Given task: From the entries that follow, gather each line holding the word "color".
* Begin Information shown *
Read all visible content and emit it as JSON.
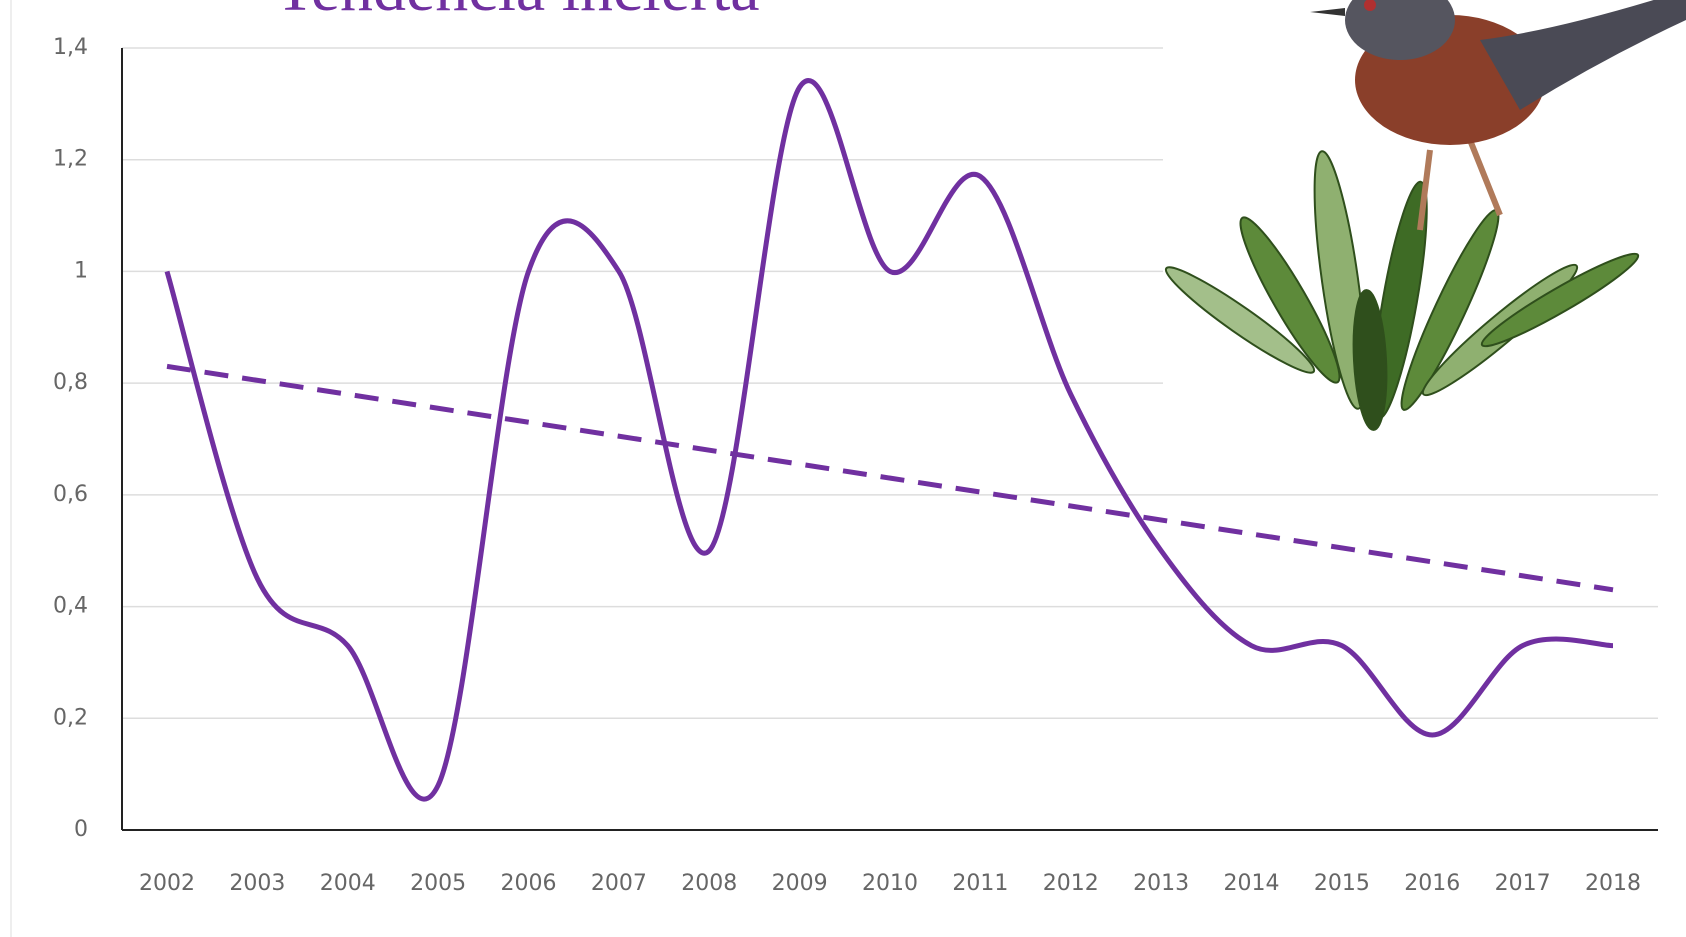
{
  "chart_data": {
    "type": "line",
    "title": "Tendencia incierta",
    "categories": [
      "2002",
      "2003",
      "2004",
      "2005",
      "2006",
      "2007",
      "2008",
      "2009",
      "2010",
      "2011",
      "2012",
      "2013",
      "2014",
      "2015",
      "2016",
      "2017",
      "2018"
    ],
    "values": [
      1.0,
      0.45,
      0.33,
      0.08,
      1.0,
      1.0,
      0.5,
      1.33,
      1.0,
      1.17,
      0.78,
      0.5,
      0.33,
      0.33,
      0.17,
      0.33,
      0.33
    ],
    "color": "#7030a0",
    "trendline": {
      "values": [
        0.83,
        0.43
      ],
      "dashed": true
    },
    "ylim": [
      0,
      1.4
    ],
    "yticks": [
      0,
      {
        "value": 0.2,
        "label": "0,2"
      },
      {
        "value": 0.4,
        "label": "0,4"
      },
      {
        "value": 0.6,
        "label": "0,6"
      },
      {
        "value": 0.8,
        "label": "0,8"
      },
      1,
      {
        "value": 1.2,
        "label": "1,2"
      },
      {
        "value": 1.4,
        "label": "1,4"
      }
    ],
    "grid": true
  }
}
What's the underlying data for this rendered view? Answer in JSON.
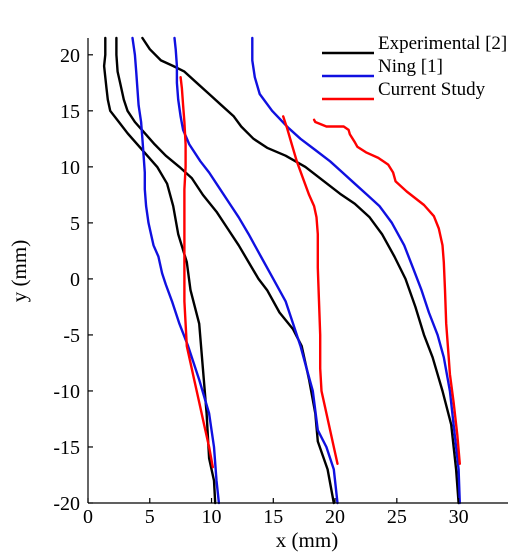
{
  "chart_data": {
    "type": "line",
    "xlabel": "x (mm)",
    "ylabel": "y (mm)",
    "xlim": [
      0,
      34
    ],
    "ylim": [
      -20,
      21.5
    ],
    "xticks": [
      "0",
      "5",
      "10",
      "15",
      "20",
      "25",
      "30"
    ],
    "yticks": [
      "20",
      "15",
      "10",
      "5",
      "0",
      "-5",
      "-10",
      "-15",
      "-20"
    ],
    "xtick_values": [
      0,
      5,
      10,
      15,
      20,
      25,
      30
    ],
    "ytick_values": [
      20,
      15,
      10,
      5,
      0,
      -5,
      -10,
      -15,
      -20
    ],
    "grid": false,
    "legend_position": "top-right",
    "series": [
      {
        "name": "Experimental [2]",
        "color": "#000000",
        "lines": [
          [
            [
              10.3,
              -20
            ],
            [
              10.2,
              -18
            ],
            [
              9.8,
              -16
            ],
            [
              9.6,
              -12
            ],
            [
              9.3,
              -8
            ],
            [
              9.0,
              -4
            ],
            [
              8.3,
              -1
            ],
            [
              8.0,
              1.5
            ],
            [
              7.3,
              4
            ],
            [
              6.9,
              6.5
            ],
            [
              6.4,
              8.5
            ],
            [
              5.6,
              10
            ],
            [
              4.8,
              11
            ],
            [
              4.0,
              12
            ],
            [
              3.2,
              13
            ],
            [
              2.5,
              14
            ],
            [
              1.8,
              15
            ],
            [
              1.6,
              16
            ],
            [
              1.5,
              17
            ],
            [
              1.4,
              18
            ],
            [
              1.3,
              19
            ],
            [
              1.4,
              20
            ],
            [
              1.4,
              21.5
            ]
          ],
          [
            [
              19.9,
              -20
            ],
            [
              19.4,
              -17
            ],
            [
              18.6,
              -14.5
            ],
            [
              18.4,
              -12
            ],
            [
              17.9,
              -9
            ],
            [
              17.3,
              -6
            ],
            [
              16.6,
              -4.5
            ],
            [
              15.5,
              -3
            ],
            [
              14.5,
              -1
            ],
            [
              13.8,
              0
            ],
            [
              13.0,
              1.5
            ],
            [
              12.2,
              3
            ],
            [
              11.3,
              4.5
            ],
            [
              10.4,
              6
            ],
            [
              9.3,
              7.5
            ],
            [
              8.4,
              9
            ],
            [
              7.4,
              10
            ],
            [
              6.3,
              11
            ],
            [
              5.4,
              12
            ],
            [
              4.6,
              13
            ],
            [
              3.8,
              14
            ],
            [
              3.2,
              15
            ],
            [
              2.9,
              16
            ],
            [
              2.6,
              17.5
            ],
            [
              2.4,
              18.5
            ],
            [
              2.3,
              20
            ],
            [
              2.3,
              21.5
            ]
          ],
          [
            [
              30.0,
              -20
            ],
            [
              29.8,
              -17
            ],
            [
              29.4,
              -13
            ],
            [
              28.7,
              -10
            ],
            [
              27.9,
              -7
            ],
            [
              27.2,
              -5
            ],
            [
              26.5,
              -2.5
            ],
            [
              25.7,
              0
            ],
            [
              24.8,
              2
            ],
            [
              23.8,
              4
            ],
            [
              22.8,
              5.5
            ],
            [
              21.6,
              6.7
            ],
            [
              20.4,
              7.6
            ],
            [
              19.0,
              8.8
            ],
            [
              17.6,
              10
            ],
            [
              16.0,
              11
            ],
            [
              14.5,
              11.7
            ],
            [
              13.4,
              12.5
            ],
            [
              12.4,
              13.6
            ],
            [
              11.8,
              14.5
            ],
            [
              10.8,
              15.5
            ],
            [
              9.8,
              16.5
            ],
            [
              8.8,
              17.5
            ],
            [
              7.8,
              18.5
            ],
            [
              6.9,
              19
            ],
            [
              5.9,
              19.5
            ],
            [
              5.0,
              20.5
            ],
            [
              4.4,
              21.5
            ]
          ]
        ]
      },
      {
        "name": "Ning [1]",
        "color": "#1010e0",
        "lines": [
          [
            [
              10.6,
              -20
            ],
            [
              10.4,
              -18
            ],
            [
              10.2,
              -15
            ],
            [
              9.8,
              -12
            ],
            [
              9.0,
              -9
            ],
            [
              8.1,
              -6
            ],
            [
              7.4,
              -4
            ],
            [
              6.8,
              -2
            ],
            [
              6.3,
              -0.5
            ],
            [
              6.0,
              0.5
            ],
            [
              5.7,
              2
            ],
            [
              5.3,
              3
            ],
            [
              5.1,
              4
            ],
            [
              4.9,
              5
            ],
            [
              4.7,
              6.5
            ],
            [
              4.6,
              8
            ],
            [
              4.6,
              9.5
            ],
            [
              4.5,
              11
            ],
            [
              4.4,
              12.5
            ],
            [
              4.3,
              14
            ],
            [
              4.1,
              15.5
            ],
            [
              4.0,
              17
            ],
            [
              3.9,
              18.5
            ],
            [
              3.8,
              20
            ],
            [
              3.6,
              21.5
            ]
          ],
          [
            [
              20.2,
              -20
            ],
            [
              19.9,
              -17
            ],
            [
              19.3,
              -15
            ],
            [
              18.6,
              -13.5
            ],
            [
              18.2,
              -10
            ],
            [
              17.7,
              -8
            ],
            [
              17.2,
              -6
            ],
            [
              16.6,
              -4
            ],
            [
              16.0,
              -2
            ],
            [
              15.0,
              0
            ],
            [
              14.0,
              2
            ],
            [
              13.0,
              4
            ],
            [
              12.2,
              5.5
            ],
            [
              11.6,
              6.5
            ],
            [
              10.7,
              8
            ],
            [
              9.8,
              9.5
            ],
            [
              9.1,
              10.5
            ],
            [
              8.2,
              12
            ],
            [
              7.7,
              13.3
            ],
            [
              7.5,
              14.5
            ],
            [
              7.3,
              16
            ],
            [
              7.2,
              17.5
            ],
            [
              7.2,
              19
            ],
            [
              7.1,
              20.5
            ],
            [
              7.0,
              21.5
            ]
          ],
          [
            [
              30.1,
              -20
            ],
            [
              30.0,
              -17
            ],
            [
              29.6,
              -13
            ],
            [
              29.3,
              -10
            ],
            [
              28.8,
              -7
            ],
            [
              28.3,
              -5
            ],
            [
              27.6,
              -3
            ],
            [
              27.0,
              -1
            ],
            [
              26.3,
              1
            ],
            [
              25.6,
              3
            ],
            [
              24.6,
              5
            ],
            [
              23.6,
              6.5
            ],
            [
              22.6,
              7.5
            ],
            [
              21.6,
              8.5
            ],
            [
              20.6,
              9.5
            ],
            [
              19.6,
              10.5
            ],
            [
              18.4,
              11.5
            ],
            [
              17.2,
              12.5
            ],
            [
              16.2,
              13.5
            ],
            [
              14.9,
              15
            ],
            [
              13.9,
              16.5
            ],
            [
              13.5,
              18
            ],
            [
              13.3,
              19.5
            ],
            [
              13.3,
              21.5
            ]
          ]
        ]
      },
      {
        "name": "Current Study",
        "color": "#ff0000",
        "lines": [
          [
            [
              10.1,
              -16.8
            ],
            [
              9.8,
              -15
            ],
            [
              9.4,
              -13
            ],
            [
              9.0,
              -11
            ],
            [
              8.6,
              -9
            ],
            [
              8.3,
              -7.5
            ],
            [
              8.0,
              -6
            ],
            [
              7.9,
              -4
            ],
            [
              7.8,
              -2
            ],
            [
              7.8,
              0
            ],
            [
              7.8,
              2
            ],
            [
              7.8,
              4
            ],
            [
              7.8,
              6
            ],
            [
              7.8,
              8
            ],
            [
              7.9,
              10
            ],
            [
              7.9,
              12
            ],
            [
              7.8,
              14
            ],
            [
              7.7,
              15.5
            ],
            [
              7.6,
              17
            ],
            [
              7.5,
              18
            ]
          ],
          [
            [
              20.2,
              -16.5
            ],
            [
              19.9,
              -15
            ],
            [
              19.5,
              -13
            ],
            [
              19.2,
              -11.5
            ],
            [
              18.9,
              -10
            ],
            [
              18.8,
              -8
            ],
            [
              18.8,
              -5
            ],
            [
              18.7,
              -2
            ],
            [
              18.6,
              1
            ],
            [
              18.6,
              4
            ],
            [
              18.5,
              5.5
            ],
            [
              18.3,
              6.5
            ],
            [
              17.9,
              7.5
            ],
            [
              17.4,
              9
            ],
            [
              16.9,
              10.5
            ],
            [
              16.5,
              12
            ],
            [
              16.1,
              13.5
            ],
            [
              15.8,
              14.5
            ]
          ],
          [
            [
              30.1,
              -16.5
            ],
            [
              29.9,
              -14
            ],
            [
              29.6,
              -11
            ],
            [
              29.3,
              -8.5
            ],
            [
              29.2,
              -7
            ],
            [
              29.0,
              -4
            ],
            [
              28.9,
              -1
            ],
            [
              28.8,
              1.5
            ],
            [
              28.7,
              3
            ],
            [
              28.4,
              4.5
            ],
            [
              28.0,
              5.6
            ],
            [
              27.2,
              6.6
            ],
            [
              25.8,
              7.8
            ],
            [
              24.9,
              8.7
            ],
            [
              24.7,
              9.5
            ],
            [
              24.3,
              10.2
            ],
            [
              23.5,
              10.8
            ],
            [
              22.5,
              11.3
            ],
            [
              21.8,
              11.8
            ],
            [
              21.6,
              12.2
            ],
            [
              21.2,
              12.9
            ],
            [
              21.1,
              13.3
            ],
            [
              20.7,
              13.6
            ],
            [
              19.3,
              13.6
            ],
            [
              18.4,
              14
            ],
            [
              18.3,
              14.2
            ]
          ]
        ]
      }
    ]
  }
}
* End Information shown *
Output below:
    "color": "#7030a0",
        "color": "#000000",
        "color": "#1010e0",
        "color": "#ff0000",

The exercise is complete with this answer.